TASK STATEMENT =
Check each line of the records below and collect those holding "Ordered".

▬▬▬▬▬▬

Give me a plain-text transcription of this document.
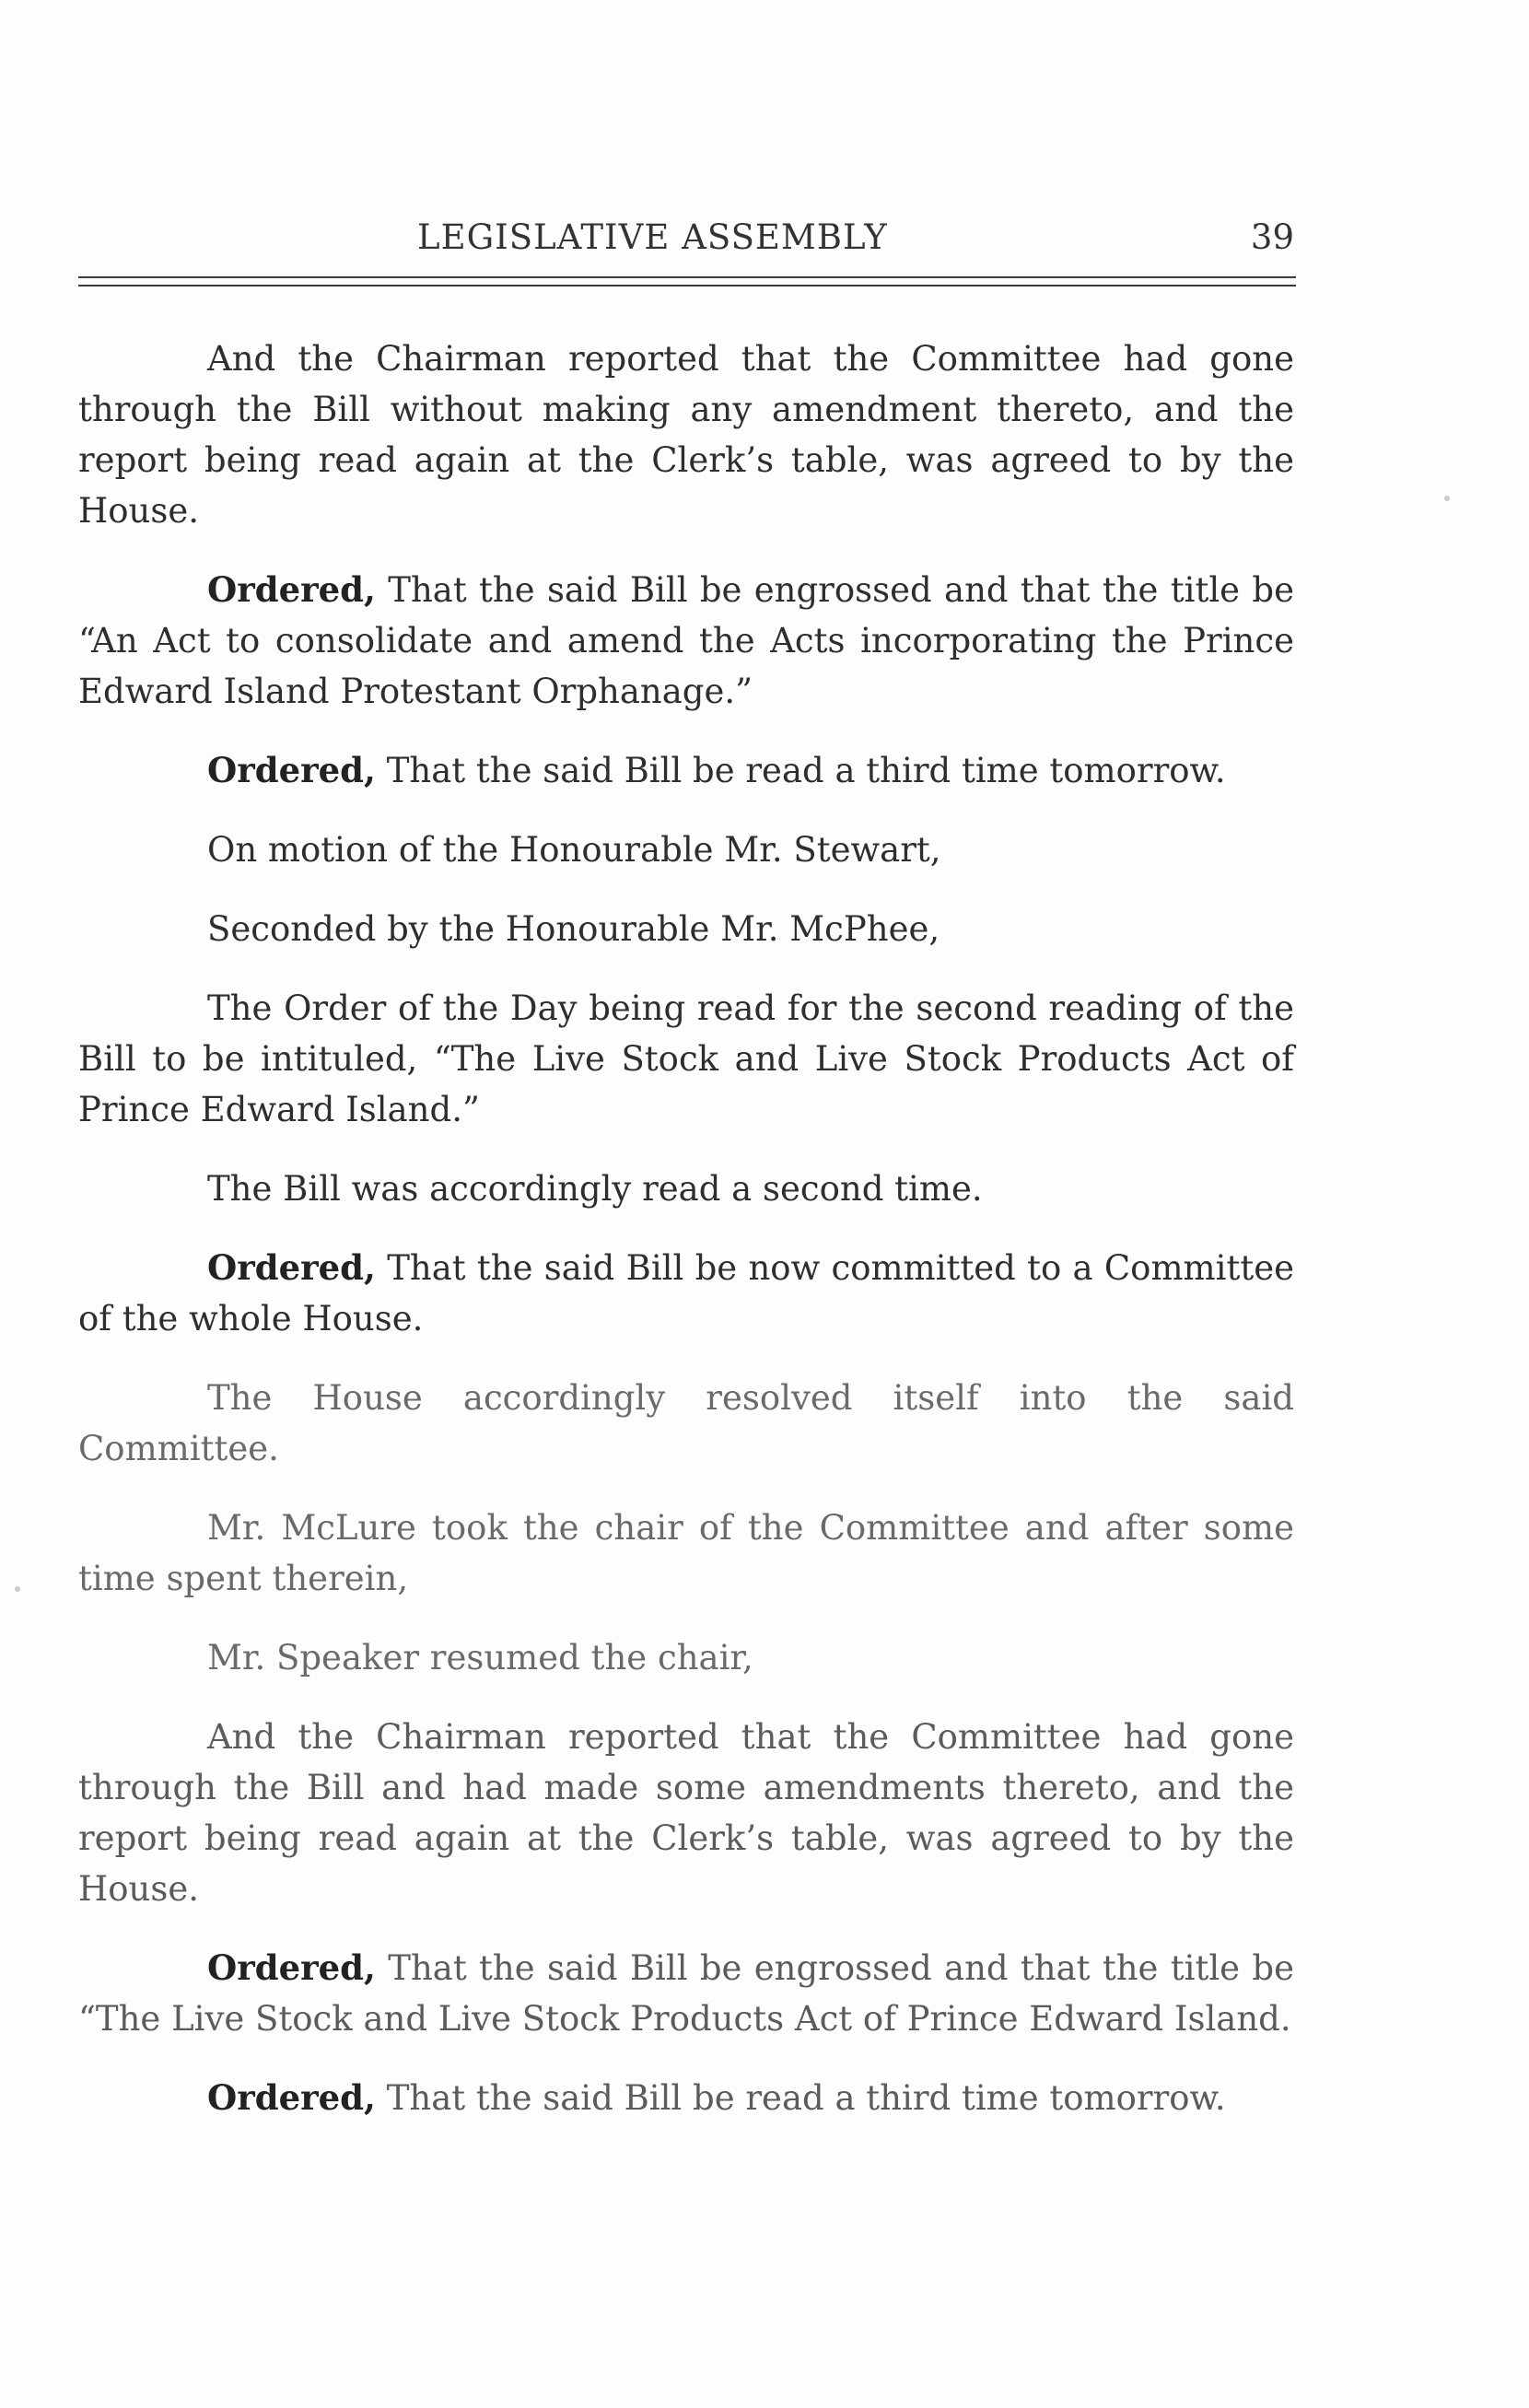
LEGISLATIVE ASSEMBLY	39

And the Chairman reported that the Committee had gone through the Bill without making any amendment thereto, and the report being read again at the Clerk’s table, was agreed to by the House.

Ordered, That the said Bill be engrossed and that the title be “An Act to consolidate and amend the Acts incorporating the Prince Edward Island Protestant Orphanage.”

Ordered, That the said Bill be read a third time tomorrow.

On motion of the Honourable Mr. Stewart,

Seconded by the Honourable Mr. McPhee,

The Order of the Day being read for the second reading of the Bill to be intituled, “The Live Stock and Live Stock Products Act of Prince Edward Island.”

The Bill was accordingly read a second time.

Ordered, That the said Bill be now committed to a Committee of the whole House.

The House accordingly resolved itself into the said Committee.

Mr. McLure took the chair of the Committee and after some time spent therein,

Mr. Speaker resumed the chair,

And the Chairman reported that the Committee had gone through the Bill and had made some amendments thereto, and the report being read again at the Clerk’s table, was agreed to by the House.

Ordered, That the said Bill be engrossed and that the title be “The Live Stock and Live Stock Products Act of Prince Edward Island.

Ordered, That the said Bill be read a third time tomorrow.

▬▬▬▬▬▬

IN RESPONSE =
Ordered, That the said Bill be engrossed and that the title be “An Act to consolidate and amend the Acts incorporating the Prince Edward Island Protestant Orphanage.”
Ordered, That the said Bill be read a third time tomorrow.
Ordered, That the said Bill be now committed to a Committee of the whole House.
Ordered, That the said Bill be engrossed and that the title be “The Live Stock and Live Stock Products Act of Prince Edward Island.
Ordered, That the said Bill be read a third time tomorrow.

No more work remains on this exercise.